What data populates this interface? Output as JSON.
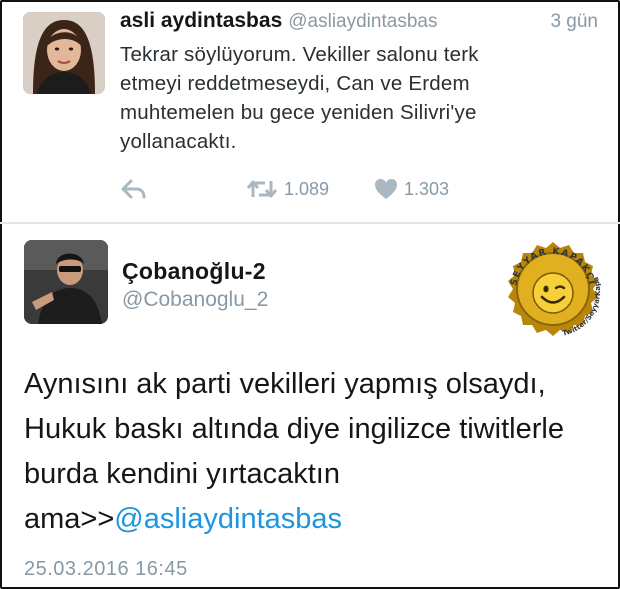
{
  "tweet1": {
    "author_name": "asli aydintasbas",
    "author_handle": "@asliaydintasbas",
    "time": "3 gün",
    "lines": [
      "Tekrar söylüyorum. Vekiller salonu terk",
      "etmeyi reddetmeseydi, Can ve Erdem",
      "muhtemelen bu gece yeniden Silivri'ye",
      "yollanacaktı."
    ],
    "retweet_count": "1.089",
    "like_count": "1.303",
    "icons": {
      "reply": "reply-icon",
      "retweet": "retweet-icon",
      "like": "heart-icon"
    }
  },
  "tweet2": {
    "author_name": "Çobanoğlu-2",
    "author_handle": "@Cobanoglu_2",
    "text_before_mention": "Aynısını ak parti vekilleri yapmış olsaydı, Hukuk baskı altında diye ingilizce tiwitlerle burda kendini yırtacaktın ama>>",
    "mention": "@asliaydintasbas",
    "date": "25.03.2016 16:45"
  },
  "badge": {
    "text_top": "SEYYAR KAPAKÇI",
    "text_bottom": "Twitter/SeyyarKapakci"
  },
  "colors": {
    "link": "#1b95e0",
    "secondary_text": "#8899a6",
    "divider": "#e1e8ed",
    "badge_gold": "#d4a017"
  }
}
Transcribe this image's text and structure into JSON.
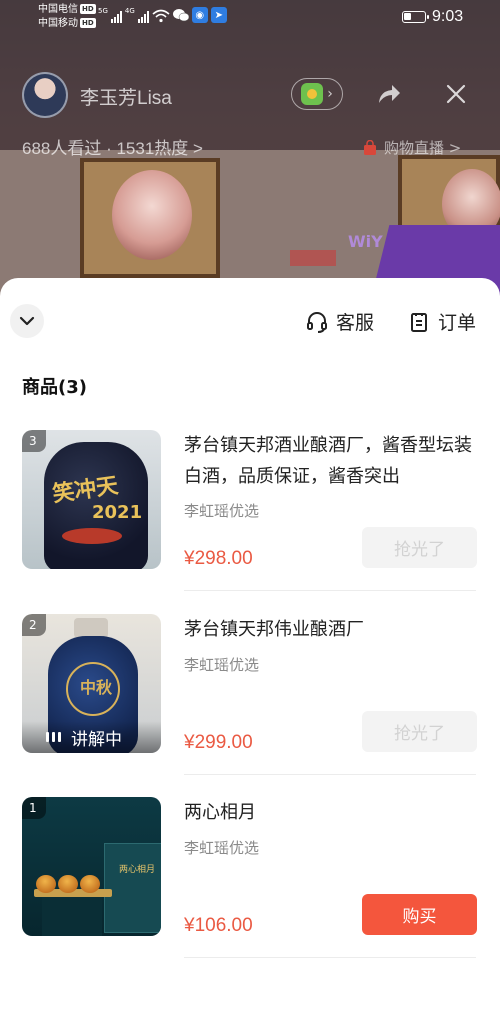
{
  "status_bar": {
    "carrier1": "中国电信",
    "carrier2": "中国移动",
    "hd_badge": "HD",
    "net1": "5G",
    "net2": "4G",
    "time": "9:03",
    "icons": [
      "signal-icon",
      "wifi-icon",
      "wechat-icon",
      "browser-icon",
      "message-icon"
    ]
  },
  "live": {
    "host_name": "李玉芳Lisa",
    "watch_info": "688人看过 · 1531热度 >",
    "shop_live": "购物直播 >"
  },
  "sheet": {
    "customer_service": "客服",
    "orders": "订单",
    "goods_title": "商品(3)"
  },
  "products": [
    {
      "index": "3",
      "title": "茅台镇天邦酒业酿酒厂，酱香型坛装白酒，品质保证，酱香突出",
      "seller": "李虹瑶优选",
      "price": "¥298.00",
      "button": "抢光了",
      "art_text": "笑冲天",
      "art_num": "2021"
    },
    {
      "index": "2",
      "title": "茅台镇天邦伟业酿酒厂",
      "seller": "李虹瑶优选",
      "price": "¥299.00",
      "button": "抢光了",
      "explaining": "讲解中",
      "art_text": "中秋"
    },
    {
      "index": "1",
      "title": "两心相月",
      "seller": "李虹瑶优选",
      "price": "¥106.00",
      "button": "购买",
      "art_text": "两心相月"
    }
  ],
  "colors": {
    "accent": "#f4563d",
    "price": "#ea5a43",
    "seller": "#8a8a8a"
  }
}
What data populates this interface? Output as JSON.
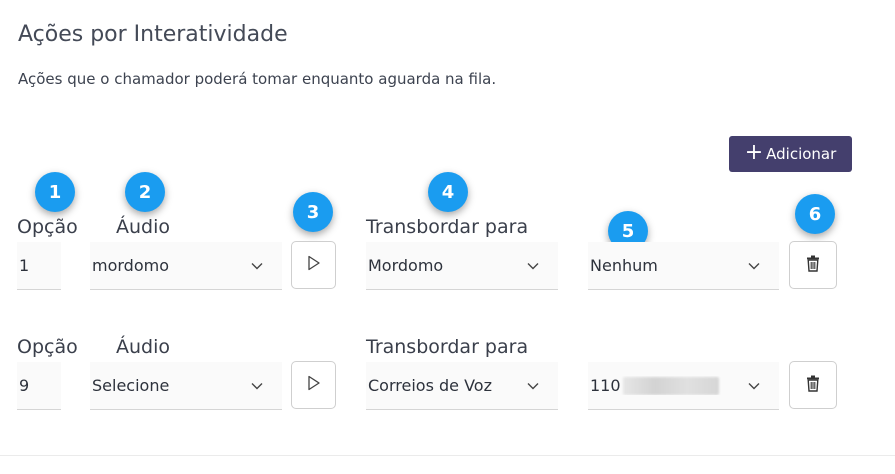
{
  "header": {
    "title": "Ações por Interatividade",
    "subtitle": "Ações que o chamador poderá tomar enquanto aguarda na fila."
  },
  "toolbar": {
    "add_label": "Adicionar",
    "add_icon": "plus-icon"
  },
  "badges": [
    "1",
    "2",
    "3",
    "4",
    "5",
    "6"
  ],
  "labels": {
    "option": "Opção",
    "audio": "Áudio",
    "overflow": "Transbordar para"
  },
  "rows": [
    {
      "option": "1",
      "audio": "mordomo",
      "overflow": "Mordomo",
      "target": "Nenhum"
    },
    {
      "option": "9",
      "audio": "Selecione",
      "overflow": "Correios de Voz",
      "target": "110"
    }
  ],
  "colors": {
    "accent_button": "#443f6d",
    "badge": "#1a9cf0"
  }
}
————————
* [REQUIRED WORK]: Ignore the images and quote every line of the listing exactly.

* [FULL ANSWER]:
What data populates this interface? Output as JSON.
{
  "tweet1": {
    "author_name": "asli aydintasbas",
    "author_handle": "@asliaydintasbas",
    "time": "3 gün",
    "lines": [
      "Tekrar söylüyorum. Vekiller salonu terk",
      "etmeyi reddetmeseydi, Can ve Erdem",
      "muhtemelen bu gece yeniden Silivri'ye",
      "yollanacaktı."
    ],
    "retweet_count": "1.089",
    "like_count": "1.303",
    "icons": {
      "reply": "reply-icon",
      "retweet": "retweet-icon",
      "like": "heart-icon"
    }
  },
  "tweet2": {
    "author_name": "Çobanoğlu-2",
    "author_handle": "@Cobanoglu_2",
    "text_before_mention": "Aynısını ak parti vekilleri yapmış olsaydı, Hukuk baskı altında diye ingilizce tiwitlerle burda kendini yırtacaktın ama>>",
    "mention": "@asliaydintasbas",
    "date": "25.03.2016 16:45"
  },
  "badge": {
    "text_top": "SEYYAR KAPAKÇI",
    "text_bottom": "Twitter/SeyyarKapakci"
  },
  "colors": {
    "link": "#1b95e0",
    "secondary_text": "#8899a6",
    "divider": "#e1e8ed",
    "badge_gold": "#d4a017"
  }
}
Transcribe this image's text and structure into JSON.
{
  "status_bar": {
    "carrier1": "中国电信",
    "carrier2": "中国移动",
    "hd_badge": "HD",
    "net1": "5G",
    "net2": "4G",
    "time": "9:03",
    "icons": [
      "signal-icon",
      "wifi-icon",
      "wechat-icon",
      "browser-icon",
      "message-icon"
    ]
  },
  "live": {
    "host_name": "李玉芳Lisa",
    "watch_info": "688人看过 · 1531热度 >",
    "shop_live": "购物直播 >"
  },
  "sheet": {
    "customer_service": "客服",
    "orders": "订单",
    "goods_title": "商品(3)"
  },
  "products": [
    {
      "index": "3",
      "title": "茅台镇天邦酒业酿酒厂，酱香型坛装白酒，品质保证，酱香突出",
      "seller": "李虹瑶优选",
      "price": "¥298.00",
      "button": "抢光了",
      "art_text": "笑冲天",
      "art_num": "2021"
    },
    {
      "index": "2",
      "title": "茅台镇天邦伟业酿酒厂",
      "seller": "李虹瑶优选",
      "price": "¥299.00",
      "button": "抢光了",
      "explaining": "讲解中",
      "art_text": "中秋"
    },
    {
      "index": "1",
      "title": "两心相月",
      "seller": "李虹瑶优选",
      "price": "¥106.00",
      "button": "购买",
      "art_text": "两心相月"
    }
  ],
  "colors": {
    "accent": "#f4563d",
    "price": "#ea5a43",
    "seller": "#8a8a8a"
  }
}
What data populates this interface? Output as JSON.
{
  "header": {
    "title": "Ações por Interatividade",
    "subtitle": "Ações que o chamador poderá tomar enquanto aguarda na fila."
  },
  "toolbar": {
    "add_label": "Adicionar",
    "add_icon": "plus-icon"
  },
  "badges": [
    "1",
    "2",
    "3",
    "4",
    "5",
    "6"
  ],
  "labels": {
    "option": "Opção",
    "audio": "Áudio",
    "overflow": "Transbordar para"
  },
  "rows": [
    {
      "option": "1",
      "audio": "mordomo",
      "overflow": "Mordomo",
      "target": "Nenhum"
    },
    {
      "option": "9",
      "audio": "Selecione",
      "overflow": "Correios de Voz",
      "target": "110"
    }
  ],
  "colors": {
    "accent_button": "#443f6d",
    "badge": "#1a9cf0"
  }
}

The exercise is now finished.